::: Extracted data

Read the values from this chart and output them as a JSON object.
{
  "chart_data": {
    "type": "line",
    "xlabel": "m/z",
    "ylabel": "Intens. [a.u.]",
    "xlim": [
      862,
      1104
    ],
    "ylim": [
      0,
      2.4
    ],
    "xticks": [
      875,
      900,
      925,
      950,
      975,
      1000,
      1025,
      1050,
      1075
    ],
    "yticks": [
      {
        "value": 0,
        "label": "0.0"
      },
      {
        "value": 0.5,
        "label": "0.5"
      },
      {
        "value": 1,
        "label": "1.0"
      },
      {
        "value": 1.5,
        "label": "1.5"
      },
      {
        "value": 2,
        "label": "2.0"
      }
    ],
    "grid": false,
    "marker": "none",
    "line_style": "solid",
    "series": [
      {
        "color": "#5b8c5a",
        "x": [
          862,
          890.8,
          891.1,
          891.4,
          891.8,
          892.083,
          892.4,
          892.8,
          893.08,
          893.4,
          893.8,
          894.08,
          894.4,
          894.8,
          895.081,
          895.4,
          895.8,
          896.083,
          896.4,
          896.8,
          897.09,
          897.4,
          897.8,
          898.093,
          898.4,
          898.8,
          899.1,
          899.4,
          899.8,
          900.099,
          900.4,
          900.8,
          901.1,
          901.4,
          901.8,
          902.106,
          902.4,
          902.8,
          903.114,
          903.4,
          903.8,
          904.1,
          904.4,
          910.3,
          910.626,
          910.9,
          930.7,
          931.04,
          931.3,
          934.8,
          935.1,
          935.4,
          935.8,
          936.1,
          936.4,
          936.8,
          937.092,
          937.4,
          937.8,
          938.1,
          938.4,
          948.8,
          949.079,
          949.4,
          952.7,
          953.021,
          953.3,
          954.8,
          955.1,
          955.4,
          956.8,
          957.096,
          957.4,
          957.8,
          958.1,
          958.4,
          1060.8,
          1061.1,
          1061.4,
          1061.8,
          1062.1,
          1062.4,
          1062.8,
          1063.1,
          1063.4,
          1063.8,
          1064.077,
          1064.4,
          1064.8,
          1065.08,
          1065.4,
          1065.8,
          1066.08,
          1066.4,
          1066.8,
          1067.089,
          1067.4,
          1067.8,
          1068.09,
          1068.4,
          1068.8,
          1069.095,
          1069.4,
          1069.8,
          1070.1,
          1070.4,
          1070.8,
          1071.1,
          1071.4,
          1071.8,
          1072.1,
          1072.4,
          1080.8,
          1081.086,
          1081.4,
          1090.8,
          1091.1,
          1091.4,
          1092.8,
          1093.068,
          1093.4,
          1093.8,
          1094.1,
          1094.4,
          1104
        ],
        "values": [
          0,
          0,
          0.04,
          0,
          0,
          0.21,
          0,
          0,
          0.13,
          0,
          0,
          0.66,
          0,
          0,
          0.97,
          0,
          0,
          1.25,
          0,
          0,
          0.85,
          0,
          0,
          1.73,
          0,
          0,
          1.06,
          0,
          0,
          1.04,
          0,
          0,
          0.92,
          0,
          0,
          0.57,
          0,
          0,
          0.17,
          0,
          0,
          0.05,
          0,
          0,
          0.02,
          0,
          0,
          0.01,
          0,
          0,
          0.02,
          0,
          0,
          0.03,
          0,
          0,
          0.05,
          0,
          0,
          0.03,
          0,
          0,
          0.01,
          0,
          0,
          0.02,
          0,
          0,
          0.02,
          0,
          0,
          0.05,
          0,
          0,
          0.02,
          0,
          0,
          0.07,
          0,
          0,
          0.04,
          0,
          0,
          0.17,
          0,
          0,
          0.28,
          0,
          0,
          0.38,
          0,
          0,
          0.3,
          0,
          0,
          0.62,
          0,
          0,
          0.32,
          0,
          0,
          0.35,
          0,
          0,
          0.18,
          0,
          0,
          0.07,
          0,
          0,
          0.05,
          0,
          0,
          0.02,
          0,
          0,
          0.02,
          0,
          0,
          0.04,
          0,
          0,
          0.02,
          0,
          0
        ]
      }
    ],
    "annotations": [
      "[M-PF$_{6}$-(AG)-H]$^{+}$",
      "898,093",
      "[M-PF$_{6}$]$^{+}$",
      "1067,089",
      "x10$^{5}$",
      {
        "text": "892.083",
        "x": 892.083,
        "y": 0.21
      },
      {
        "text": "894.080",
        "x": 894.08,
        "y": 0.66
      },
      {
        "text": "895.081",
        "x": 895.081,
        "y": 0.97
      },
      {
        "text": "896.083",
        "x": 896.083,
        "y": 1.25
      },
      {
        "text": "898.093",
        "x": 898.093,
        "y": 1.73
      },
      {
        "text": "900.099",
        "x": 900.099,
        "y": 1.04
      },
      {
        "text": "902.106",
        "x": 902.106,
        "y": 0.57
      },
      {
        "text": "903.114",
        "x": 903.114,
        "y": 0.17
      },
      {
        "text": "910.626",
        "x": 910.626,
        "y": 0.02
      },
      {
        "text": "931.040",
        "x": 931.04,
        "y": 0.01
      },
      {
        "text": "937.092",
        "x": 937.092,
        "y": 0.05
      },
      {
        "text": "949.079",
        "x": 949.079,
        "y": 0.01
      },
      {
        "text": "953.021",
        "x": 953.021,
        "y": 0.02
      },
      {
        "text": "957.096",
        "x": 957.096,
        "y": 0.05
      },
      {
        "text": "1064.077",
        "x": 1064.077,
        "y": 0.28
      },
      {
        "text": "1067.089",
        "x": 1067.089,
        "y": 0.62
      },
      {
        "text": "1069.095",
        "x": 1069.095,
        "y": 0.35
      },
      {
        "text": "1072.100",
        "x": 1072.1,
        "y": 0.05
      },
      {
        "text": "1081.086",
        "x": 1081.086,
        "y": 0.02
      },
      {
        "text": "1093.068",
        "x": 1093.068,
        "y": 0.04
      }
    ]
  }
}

::::::

The answer is one number: how many lines of the material above contain "values".

2